Direction:
Exclude the pictures; give every entry again exactly as written.

——

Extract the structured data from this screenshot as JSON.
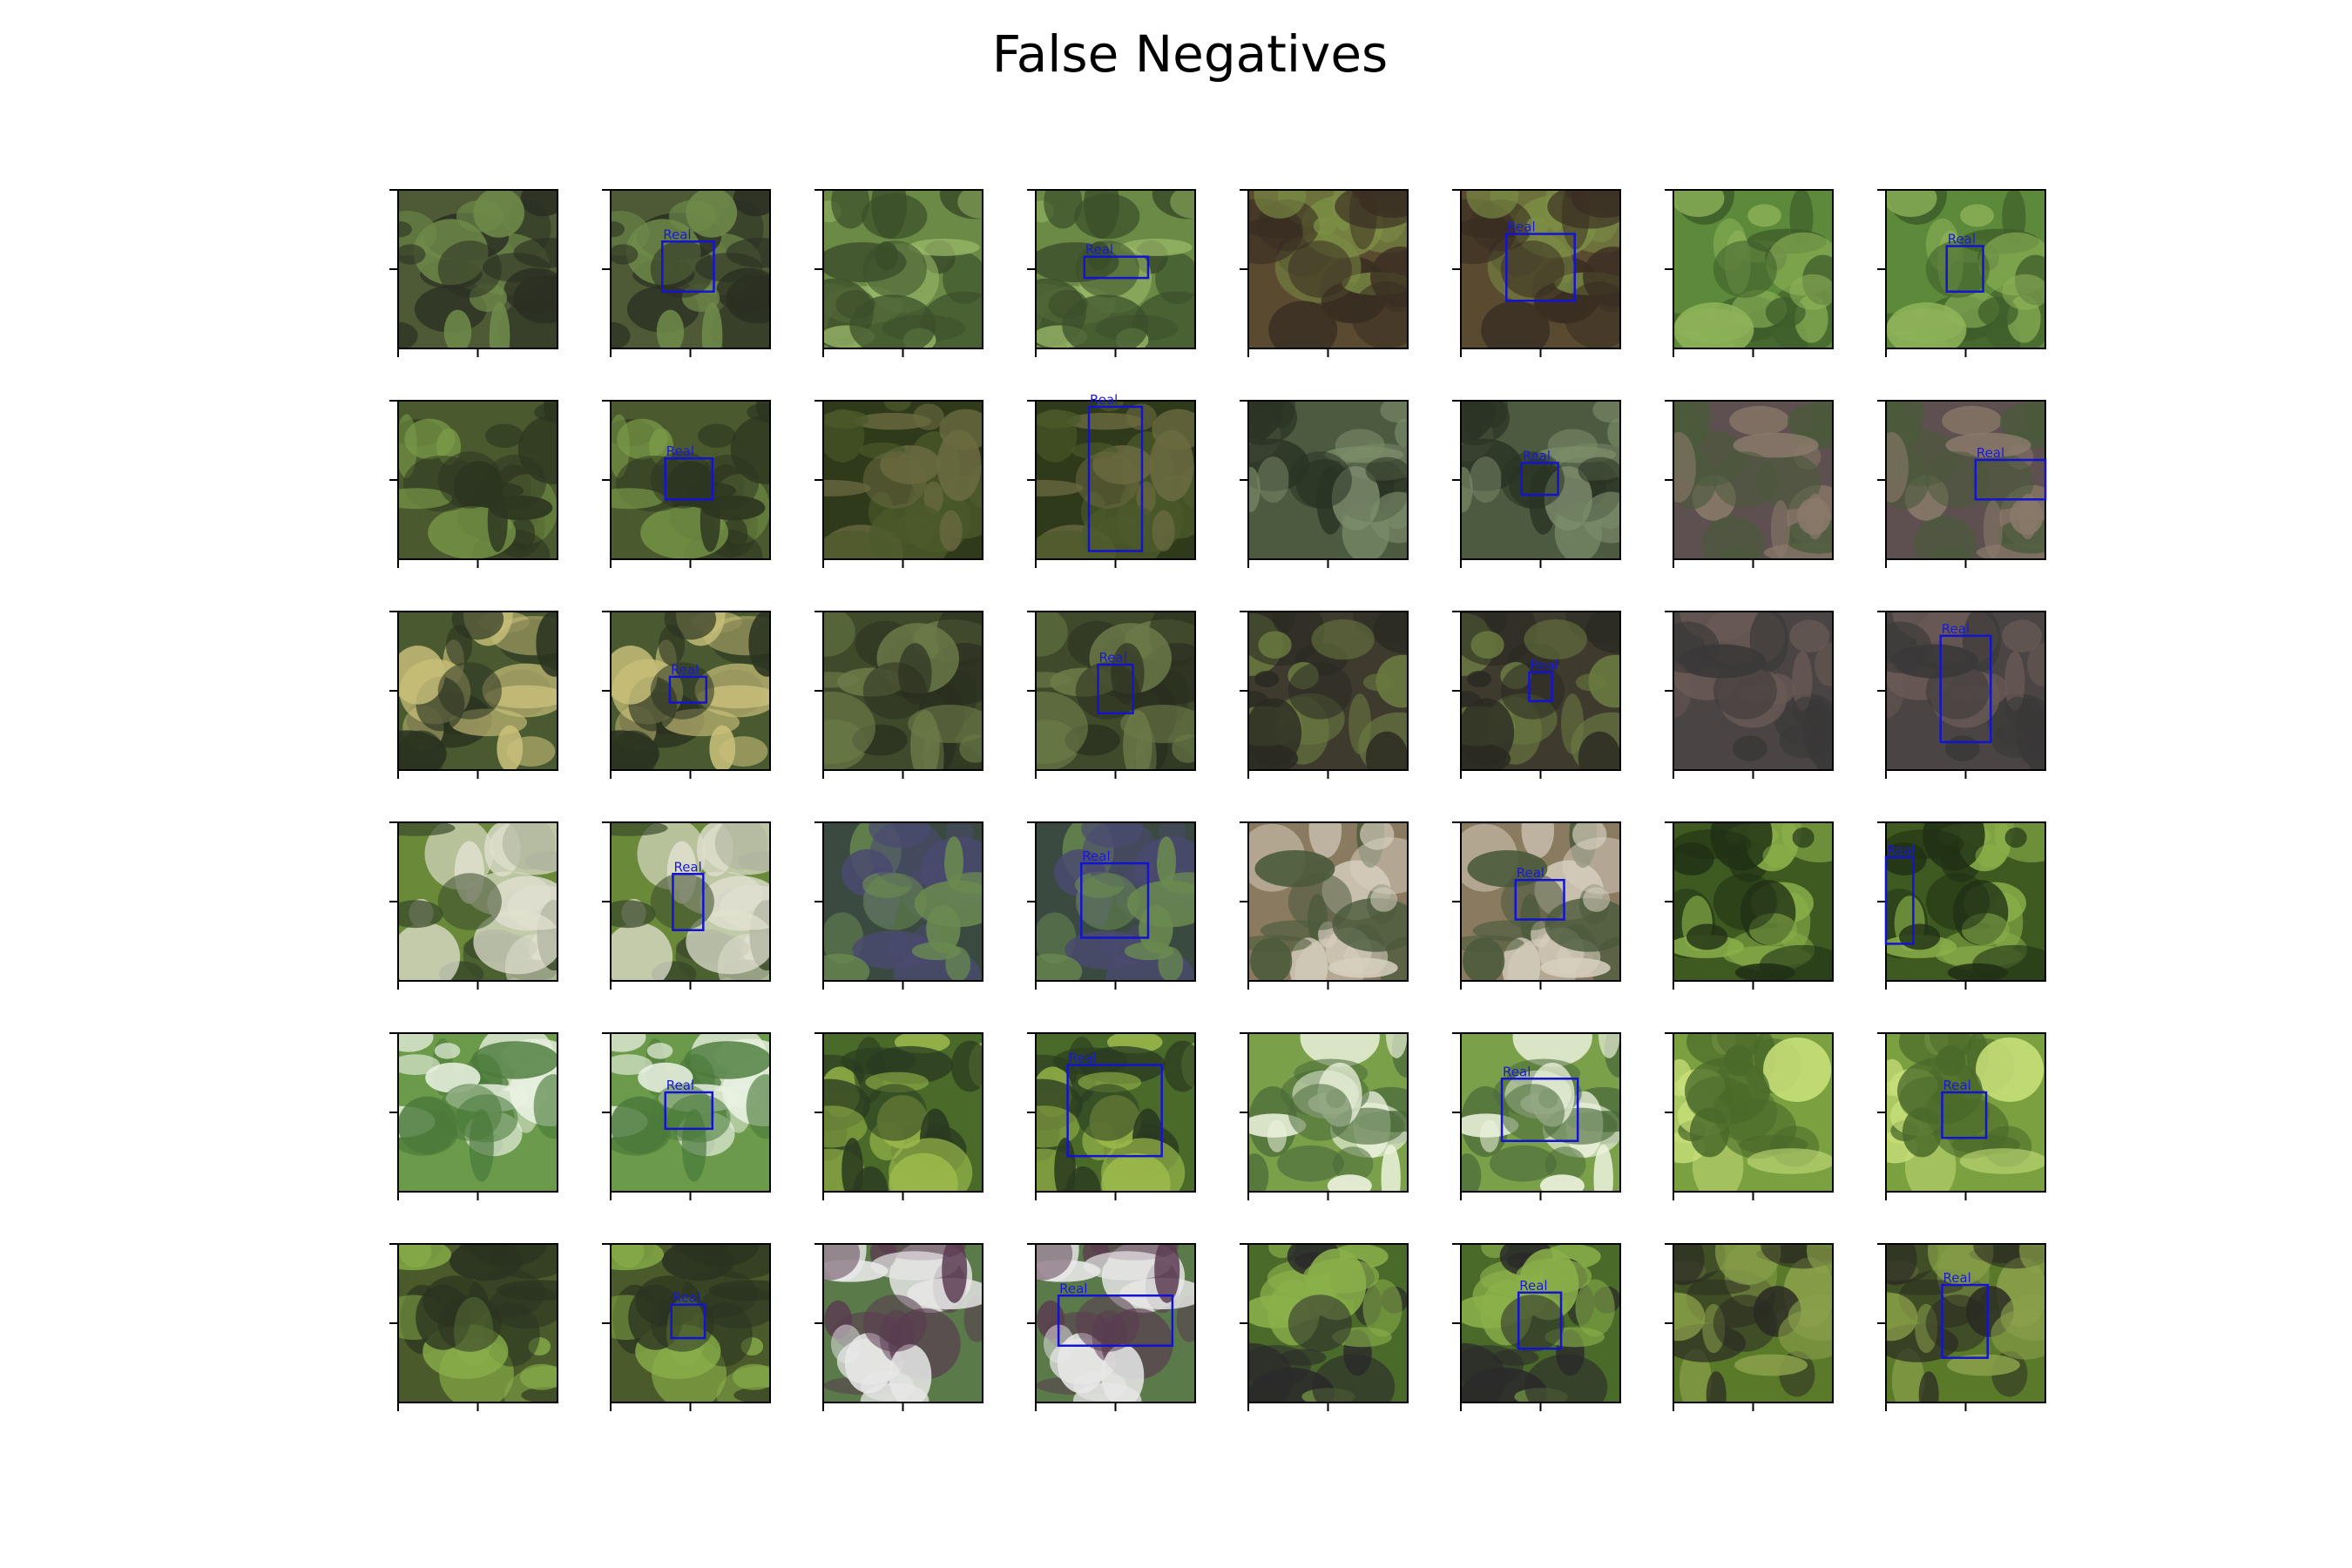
{
  "title": "False Negatives",
  "rows": [
    [
      "Real",
      "Real",
      "Real",
      "Real"
    ],
    [
      "Real",
      "Real",
      "Real",
      "Real"
    ],
    [
      "Real",
      "Real",
      "Real",
      "Real"
    ],
    [
      "Real",
      "Real",
      "Real",
      "Real"
    ],
    [
      "Real",
      "Real",
      "Real",
      "Real"
    ],
    [
      "Real",
      "Real",
      "Real",
      "Real"
    ]
  ]
}
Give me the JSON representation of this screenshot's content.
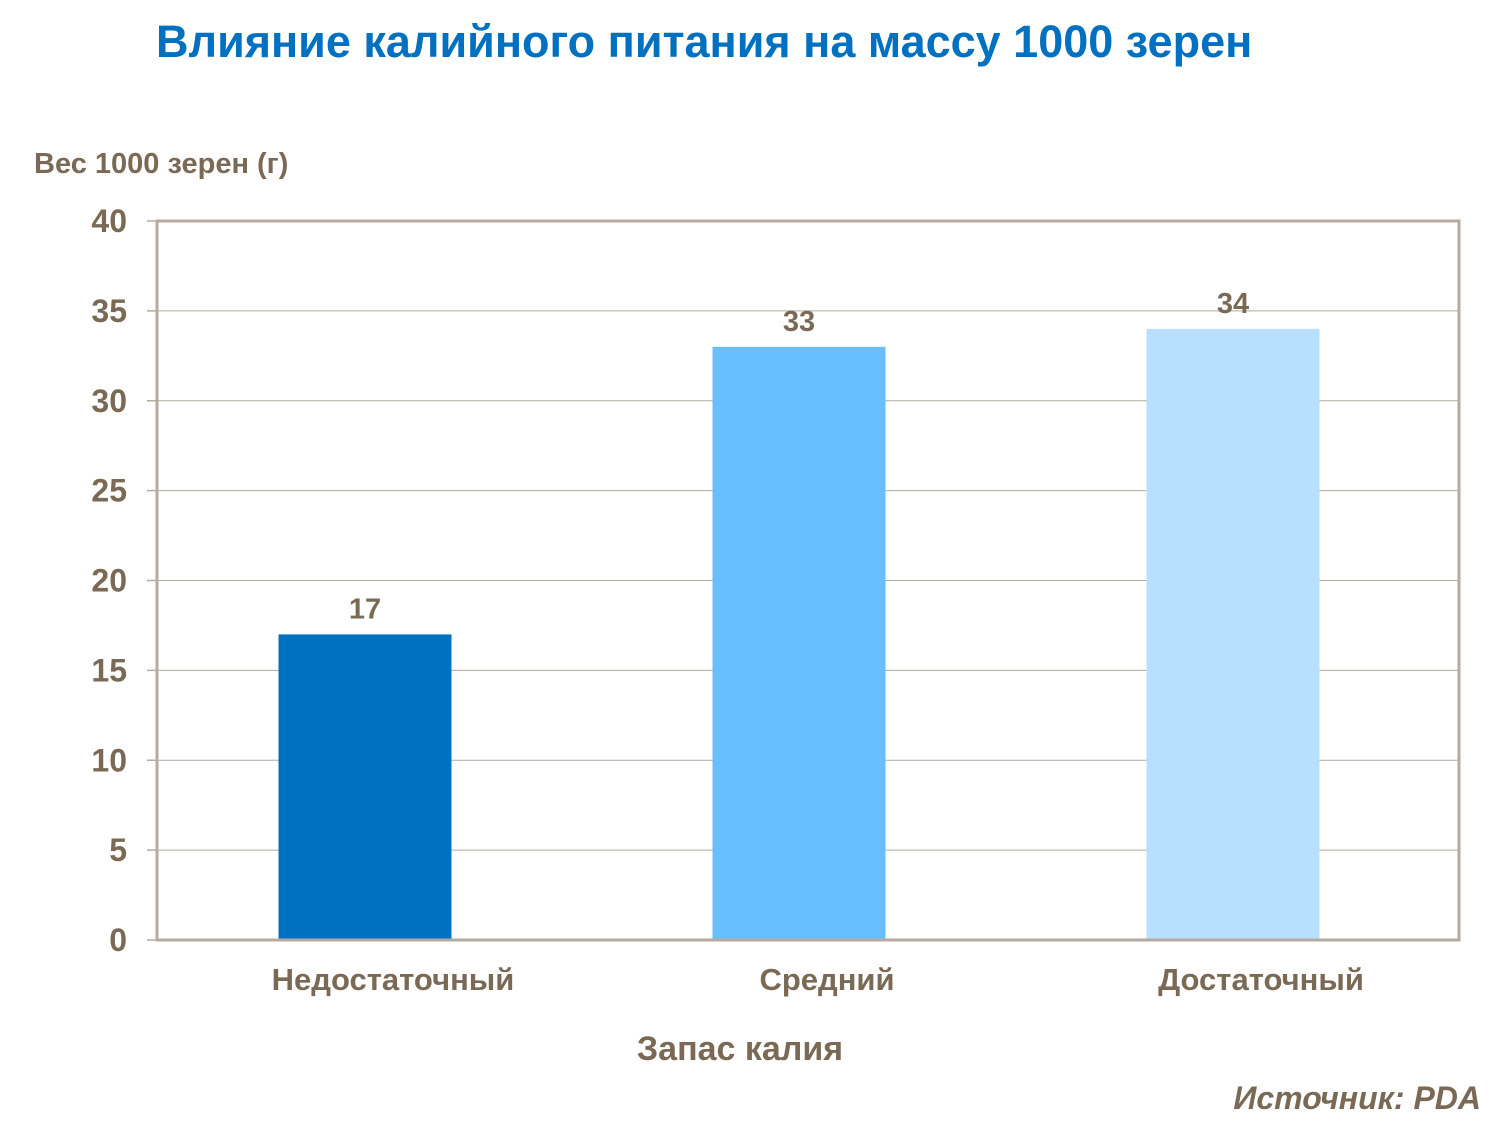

——

Full solution:
Extract the structured data from this screenshot as JSON.
{
  "title": "False Negatives",
  "rows": [
    [
      "Real",
      "Real",
      "Real",
      "Real"
    ],
    [
      "Real",
      "Real",
      "Real",
      "Real"
    ],
    [
      "Real",
      "Real",
      "Real",
      "Real"
    ],
    [
      "Real",
      "Real",
      "Real",
      "Real"
    ],
    [
      "Real",
      "Real",
      "Real",
      "Real"
    ],
    [
      "Real",
      "Real",
      "Real",
      "Real"
    ]
  ]
}
Give me the JSON representation of this screenshot's content.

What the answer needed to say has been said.